Start
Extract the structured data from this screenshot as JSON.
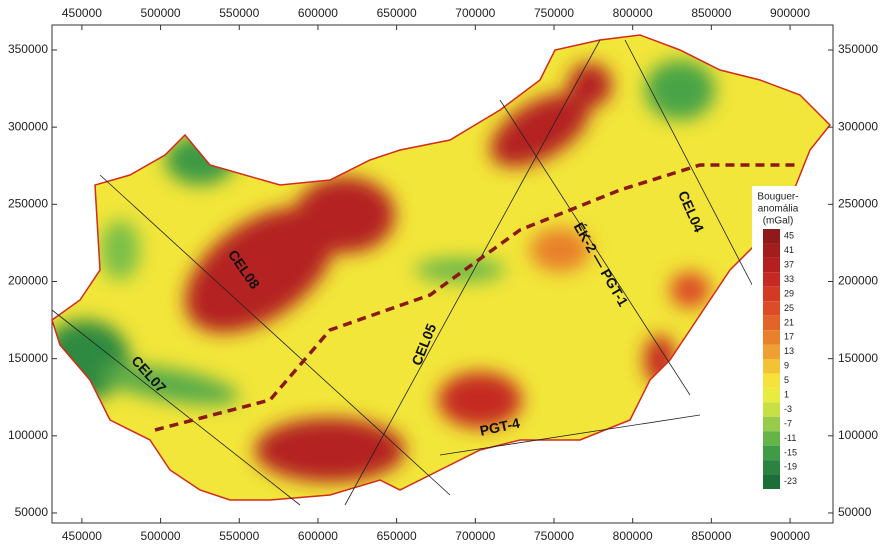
{
  "map": {
    "xlim": [
      431000,
      927300
    ],
    "ylim": [
      43500,
      366200
    ],
    "xticks": [
      450000,
      500000,
      550000,
      600000,
      650000,
      700000,
      750000,
      800000,
      850000,
      900000
    ],
    "yticks": [
      50000,
      100000,
      150000,
      200000,
      250000,
      300000,
      350000
    ],
    "profiles": [
      "CEL08",
      "CEL07",
      "CEL05",
      "CEL04",
      "ÉK-2 — PGT-1",
      "PGT-4"
    ],
    "colorbar": {
      "title": [
        "Bouguer-",
        "anomália",
        "(mGal)"
      ],
      "clim": [
        -25,
        47
      ],
      "ticks": [
        45,
        41,
        37,
        33,
        29,
        25,
        21,
        17,
        13,
        9,
        5,
        1,
        -3,
        -7,
        -11,
        -15,
        -19,
        -23
      ],
      "colors": [
        "#8e1a1a",
        "#a21d1d",
        "#b42020",
        "#c52a22",
        "#d23a24",
        "#dc4c26",
        "#e26428",
        "#e8802c",
        "#eea032",
        "#f3c236",
        "#f6e23a",
        "#e8ec40",
        "#c6e046",
        "#96cc4a",
        "#64b44a",
        "#3f9c44",
        "#2a8440",
        "#1c6e38"
      ]
    }
  }
}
End
◆ Exercise: Without including any pictures, print all of the material exactly as given.

◆ Task response:
Extract the structured data from this screenshot as JSON.
{
  "map": {
    "xlim": [
      431000,
      927300
    ],
    "ylim": [
      43500,
      366200
    ],
    "xticks": [
      450000,
      500000,
      550000,
      600000,
      650000,
      700000,
      750000,
      800000,
      850000,
      900000
    ],
    "yticks": [
      50000,
      100000,
      150000,
      200000,
      250000,
      300000,
      350000
    ],
    "profiles": [
      "CEL08",
      "CEL07",
      "CEL05",
      "CEL04",
      "ÉK-2 — PGT-1",
      "PGT-4"
    ],
    "colorbar": {
      "title": [
        "Bouguer-",
        "anomália",
        "(mGal)"
      ],
      "clim": [
        -25,
        47
      ],
      "ticks": [
        45,
        41,
        37,
        33,
        29,
        25,
        21,
        17,
        13,
        9,
        5,
        1,
        -3,
        -7,
        -11,
        -15,
        -19,
        -23
      ],
      "colors": [
        "#8e1a1a",
        "#a21d1d",
        "#b42020",
        "#c52a22",
        "#d23a24",
        "#dc4c26",
        "#e26428",
        "#e8802c",
        "#eea032",
        "#f3c236",
        "#f6e23a",
        "#e8ec40",
        "#c6e046",
        "#96cc4a",
        "#64b44a",
        "#3f9c44",
        "#2a8440",
        "#1c6e38"
      ]
    }
  }
}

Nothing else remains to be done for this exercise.